* Enunciado a: Repite sin cambios las líneas del listado que van desde la que contiene "speech-phocion: [100, 477, 496, 684]" hasta la que contiene "page-body: [100, 33, 501, 921]", ambas incluidas.

Para contar la historia de Joshua Logan hay, entre otras, la posibilidad de centrarnos en una historia triste y en una historia divertida. La triste comenzaría lamentándonos por el triste olvido en que ha caído el director de Picnic (1955), Bus Stop (1956), Sayonara (1957), South Pacific (1958), Camelot (1967) o La leyenda de la ciudad sin nombre (1969). Y la divertida nos ahorraría las lágrimas y los lamentos, porque siempre es más recomendable recordar los entusiasmos que los fracasos. A Logan le podemos agradecer que nos enseñase el torso de William Holden o que demostrase las dotes interpretativas de Marilyn Monroe, del mismo modo que podríamos reprocharle haber convertido en cantantes a Richard Harris y Clint Eastwood.

* Datos de la tarea:
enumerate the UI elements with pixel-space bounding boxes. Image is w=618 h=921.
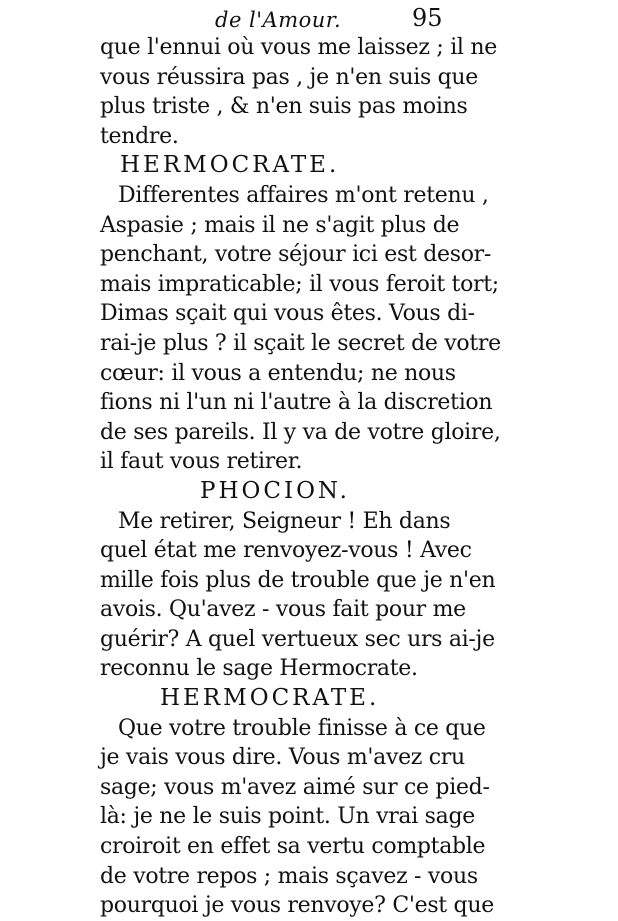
speech-phocion: [100, 477, 496, 684]
text-line: que l'ennui où vous me laissez ; il ne: [100, 35, 497, 60]
text-line: Differentes affaires m'ont retenu ,: [118, 182, 489, 208]
speaker-name: PHOCION.: [200, 477, 350, 504]
speaker-name: HERMOCRATE.: [160, 685, 380, 712]
page-body: [100, 33, 501, 921]
speaker-name: HERMOCRATE.: [120, 152, 340, 179]
text-line: de votre repos ; mais sçavez - vous: [100, 863, 478, 889]
text-line: mille fois plus de trouble que je n'en: [100, 567, 496, 593]
text-line: Dimas sçait qui vous êtes. Vous di-: [100, 301, 475, 327]
text-line: cœur: il vous a entendu; ne nous: [100, 360, 456, 386]
text-line: tendre.: [100, 123, 179, 149]
text-line: plus triste , & n'en suis pas moins: [100, 94, 468, 120]
text-line: Que votre trouble finisse à ce que: [118, 715, 486, 741]
text-line: avois. Qu'avez - vous fait pour me: [100, 597, 466, 623]
text-line: quel état me renvoyez-vous ! Avec: [100, 538, 472, 564]
speech-hermocrate-2: [100, 684, 494, 921]
text-line: je vais vous dire. Vous m'avez cru: [100, 745, 465, 771]
speech-hermocrate-1: [100, 151, 501, 477]
text-line: penchant, votre séjour ici est desor-: [100, 242, 491, 268]
text-line: croiroit en effet sa vertu comptable: [100, 834, 486, 860]
text-line: mais impraticable; il vous feroit tort;: [100, 271, 499, 297]
text-line: sage; vous m'avez aimé sur ce pied-: [100, 774, 490, 800]
text-line: il faut vous retirer.: [100, 449, 303, 475]
text-line: guérir? A quel vertueux sec urs ai-je: [100, 626, 495, 652]
text-line: pourquoi je vous renvoye? C'est que: [100, 893, 494, 919]
passage-continuation: [100, 33, 497, 151]
text-line: Aspasie ; mais il ne s'agit plus de: [100, 212, 460, 238]
text-line: de ses pareils. Il y va de votre gloire,: [100, 419, 501, 445]
page-number: 95: [412, 4, 443, 32]
text-line: fions ni l'un ni l'autre à la discretion: [100, 390, 493, 416]
text-line: reconnu le sage Hermocrate.: [100, 656, 418, 682]
text-line: là: je ne le suis point. Un vrai sage: [100, 804, 475, 830]
text-line: rai-je plus ? il sçait le secret de votre: [100, 330, 501, 356]
text-line: vous réussira pas , je n'en suis que: [100, 64, 479, 90]
text-line: Me retirer, Seigneur ! Eh dans: [118, 508, 451, 534]
running-head: de l'Amour.: [215, 8, 342, 32]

* Enunciado b: Reproduce al pie de la letra el fragmento del texto sobre Joshua Logan que va desde "Para contar la" hasta "y Clint Eastwood.", ambos incluidos.

* Resultado a:
speech-phocion: [100, 477, 496, 684]
text-line: que l'ennui où vous me laissez ; il ne: [100, 35, 497, 60]
text-line: Differentes affaires m'ont retenu ,: [118, 182, 489, 208]
speaker-name: PHOCION.: [200, 477, 350, 504]
speaker-name: HERMOCRATE.: [160, 685, 380, 712]
page-body: [100, 33, 501, 921]

* Resultado b:
Para contar la historia de Joshua Logan hay, entre otras, la posibilidad de centrarnos en una historia triste y en una historia divertida. La triste comenzaría lamentándonos por el triste olvido en que ha caído el director de Picnic (1955), Bus Stop (1956), Sayonara (1957), South Pacific (1958), Camelot (1967) o La leyenda de la ciudad sin nombre (1969). Y la divertida nos ahorraría las lágrimas y los lamentos, porque siempre es más recomendable recordar los entusiasmos que los fracasos. A Logan le podemos agradecer que nos enseñase el torso de William Holden o que demostrase las dotes interpretativas de Marilyn Monroe, del mismo modo que podríamos reprocharle haber convertido en cantantes a Richard Harris y Clint Eastwood.